Instruction 1:
Return the records from their first line through the line that contains "The tailend node 106-H is at (140, 412).", both ends included, without altering them and with the pictures left out.

==== Extracted text ====

Eventos Anais de eventos
COBEM 2021
26th International Congress of Mechanical Engineering
On the influence of nonlinear stiffness on the design of vibration absorber and neutralizers
Submission Author:
Atila Almeida , SP , Brazil
Co-Authors:
Atila Almeida, Paulo José Paupitz Gonçalves
Presenter: Atila Almeida
doi://10.26678/ABCM.COBEM2021.COB2021-2075
Abstract
Vibration neutralizers are devices used to reduce vibration on a primary structure and are usually tuned to the frequency of an external harmonic force. The vibration absorber consists of a similar device, but the target tuning frequency is a resonance of the primary structure. Their result is the creation of a notch filter in frequency. A single degree vibration neutralizer has stiffness and mass and damping. The objective frequency can be adjusted by changing the stiffness or mass elements. Regarding the nonlinear behaviour of such devices, there are two cases to be considered. One occurs when there is an interest to improve the performance of neutralizer exploring nonlinearity. The second case occurs when the neutralizer can exhibit nonlinear behaviour if submitted to large amplitude oscillations but not intentionally designed. This paper focuses on the analysis of such cases when they operate in a nonlinear regime. Nonlinearity in systems is possible with greater deformations of the spring, called stiffening or softening stiffness. The cases of hardening and softening stiffness can be modelled using a cubic polynomial to represent the elastic restoring force. The analysis is based on a system with at least two degrees of freedom where the neutralizer is attached. Frequency response functions are obtained considering an approximation of nonlinear forces obtained by the harmonic balance method, based on the fundamental frequency. Differently from the traditional harmonic balance method, here the equations of motion are computed assuming a complex exponential excitation force, so are the displacements variables expanded into real and imaginary components and solved using a continuation method. In some cases, the nonlinear vibration neutralizer can improve the system's performance compared to the linear defined, but only if correctly designed. The analytical results obtained by the harmonic balance method are also verified by numerical integration of the equations of motion.

==== Source records ====

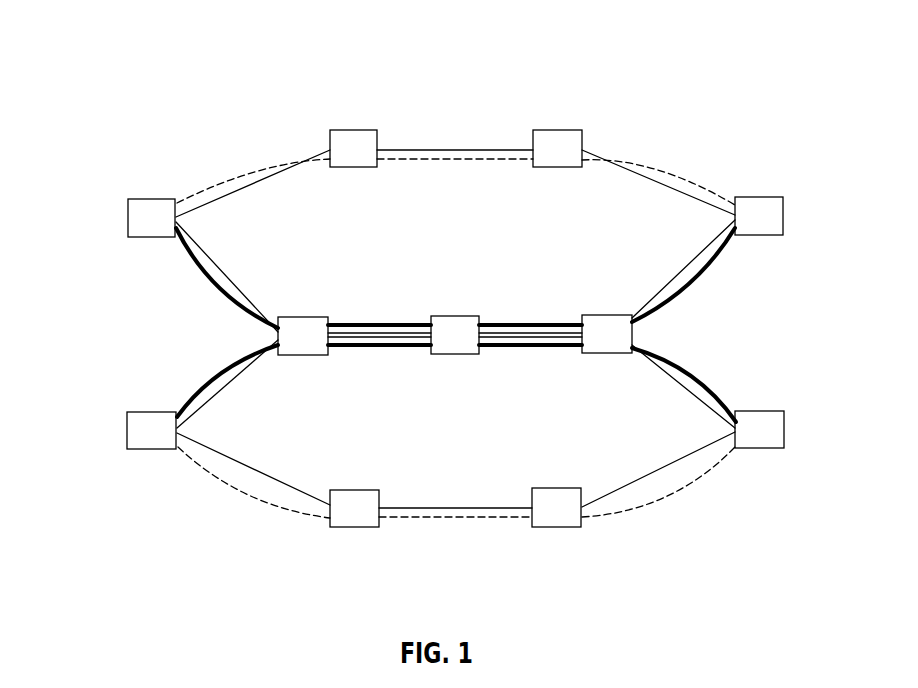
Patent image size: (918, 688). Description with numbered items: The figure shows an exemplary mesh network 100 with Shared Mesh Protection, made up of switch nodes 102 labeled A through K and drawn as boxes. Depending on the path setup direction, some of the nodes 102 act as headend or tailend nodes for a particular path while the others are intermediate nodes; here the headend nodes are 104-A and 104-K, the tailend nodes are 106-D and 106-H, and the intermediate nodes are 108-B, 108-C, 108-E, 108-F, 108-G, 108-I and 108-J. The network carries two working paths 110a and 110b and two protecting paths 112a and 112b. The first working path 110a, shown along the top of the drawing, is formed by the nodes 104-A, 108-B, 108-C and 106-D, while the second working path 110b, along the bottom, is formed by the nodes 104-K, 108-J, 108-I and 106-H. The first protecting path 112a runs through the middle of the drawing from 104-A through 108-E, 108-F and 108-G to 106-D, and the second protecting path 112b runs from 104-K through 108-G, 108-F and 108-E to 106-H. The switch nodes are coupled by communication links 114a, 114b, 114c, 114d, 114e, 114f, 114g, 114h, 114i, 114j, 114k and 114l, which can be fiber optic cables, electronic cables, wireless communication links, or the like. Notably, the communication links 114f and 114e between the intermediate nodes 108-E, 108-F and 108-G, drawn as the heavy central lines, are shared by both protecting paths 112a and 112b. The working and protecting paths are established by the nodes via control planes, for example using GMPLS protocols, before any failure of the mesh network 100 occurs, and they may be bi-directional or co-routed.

The mesh network 100 is at (116, 40).
The switch node 102 is at (136, 199).
The headend node 104-A is at (128, 225).
The headend node 104-K is at (768, 411).
The tailend node 106-H is at (140, 412).
The tailend node 106-D is at (768, 197).
The intermediate node 108-B is at (336, 130).
The intermediate node 108-C is at (566, 130).
The intermediate node 108-E is at (293, 317).
The intermediate node 108-F is at (468, 354).
The intermediate node 108-G is at (607, 353).
The intermediate node 108-I is at (344, 527).
The intermediate node 108-J is at (570, 527).
The working path 110a is at (485, 160).
The working path 110b is at (475, 517).
The protecting path 112a is at (405, 333).
The protecting path 112b is at (412, 346).
The communication link 114a is at (248, 177).
The communication link 114b is at (455, 150).
The communication link 114c is at (665, 178).
The communication link 114d is at (682, 274).
The communication link 114e is at (505, 325).
The communication link 114f is at (358, 338).
The communication link 114g is at (211, 268).
The communication link 114h is at (228, 375).
The communication link 114i is at (262, 483).
The communication link 114j is at (458, 508).
The communication link 114k is at (660, 466).
The communication link 114l is at (700, 400).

====

Instruction 2:
Retype the entire text on nonlinear stiffness in vibration absorber and neutralizer design, without altering it.

Full output 1:
Patent image size: (918, 688). Description with numbered items: The figure shows an exemplary mesh network 100 with Shared Mesh Protection, made up of switch nodes 102 labeled A through K and drawn as boxes. Depending on the path setup direction, some of the nodes 102 act as headend or tailend nodes for a particular path while the others are intermediate nodes; here the headend nodes are 104-A and 104-K, the tailend nodes are 106-D and 106-H, and the intermediate nodes are 108-B, 108-C, 108-E, 108-F, 108-G, 108-I and 108-J. The network carries two working paths 110a and 110b and two protecting paths 112a and 112b. The first working path 110a, shown along the top of the drawing, is formed by the nodes 104-A, 108-B, 108-C and 106-D, while the second working path 110b, along the bottom, is formed by the nodes 104-K, 108-J, 108-I and 106-H. The first protecting path 112a runs through the middle of the drawing from 104-A through 108-E, 108-F and 108-G to 106-D, and the second protecting path 112b runs from 104-K through 108-G, 108-F and 108-E to 106-H. The switch nodes are coupled by communication links 114a, 114b, 114c, 114d, 114e, 114f, 114g, 114h, 114i, 114j, 114k and 114l, which can be fiber optic cables, electronic cables, wireless communication links, or the like. Notably, the communication links 114f and 114e between the intermediate nodes 108-E, 108-F and 108-G, drawn as the heavy central lines, are shared by both protecting paths 112a and 112b. The working and protecting paths are established by the nodes via control planes, for example using GMPLS protocols, before any failure of the mesh network 100 occurs, and they may be bi-directional or co-routed.

The mesh network 100 is at (116, 40).
The switch node 102 is at (136, 199).
The headend node 104-A is at (128, 225).
The headend node 104-K is at (768, 411).
The tailend node 106-H is at (140, 412).

Full output 2:
Eventos Anais de eventos
COBEM 2021
26th International Congress of Mechanical Engineering
On the influence of nonlinear stiffness on the design of vibration absorber and neutralizers
Submission Author:
Atila Almeida , SP , Brazil
Co-Authors:
Atila Almeida, Paulo José Paupitz Gonçalves
Presenter: Atila Almeida
doi://10.26678/ABCM.COBEM2021.COB2021-2075
Abstract
Vibration neutralizers are devices used to reduce vibration on a primary structure and are usually tuned to the frequency of an external harmonic force. The vibration absorber consists of a similar device, but the target tuning frequency is a resonance of the primary structure. Their result is the creation of a notch filter in frequency. A single degree vibration neutralizer has stiffness and mass and damping. The objective frequency can be adjusted by changing the stiffness or mass elements. Regarding the nonlinear behaviour of such devices, there are two cases to be considered. One occurs when there is an interest to improve the performance of neutralizer exploring nonlinearity. The second case occurs when the neutralizer can exhibit nonlinear behaviour if submitted to large amplitude oscillations but not intentionally designed. This paper focuses on the analysis of such cases when they operate in a nonlinear regime. Nonlinearity in systems is possible with greater deformations of the spring, called stiffening or softening stiffness. The cases of hardening and softening stiffness can be modelled using a cubic polynomial to represent the elastic restoring force. The analysis is based on a system with at least two degrees of freedom where the neutralizer is attached. Frequency response functions are obtained considering an approximation of nonlinear forces obtained by the harmonic balance method, based on the fundamental frequency. Differently from the traditional harmonic balance method, here the equations of motion are computed assuming a complex exponential excitation force, so are the displacements variables expanded into real and imaginary components and solved using a continuation method. In some cases, the nonlinear vibration neutralizer can improve the system's performance compared to the linear defined, but only if correctly designed. The analytical results obtained by the harmonic balance method are also verified by numerical integration of the equations of motion.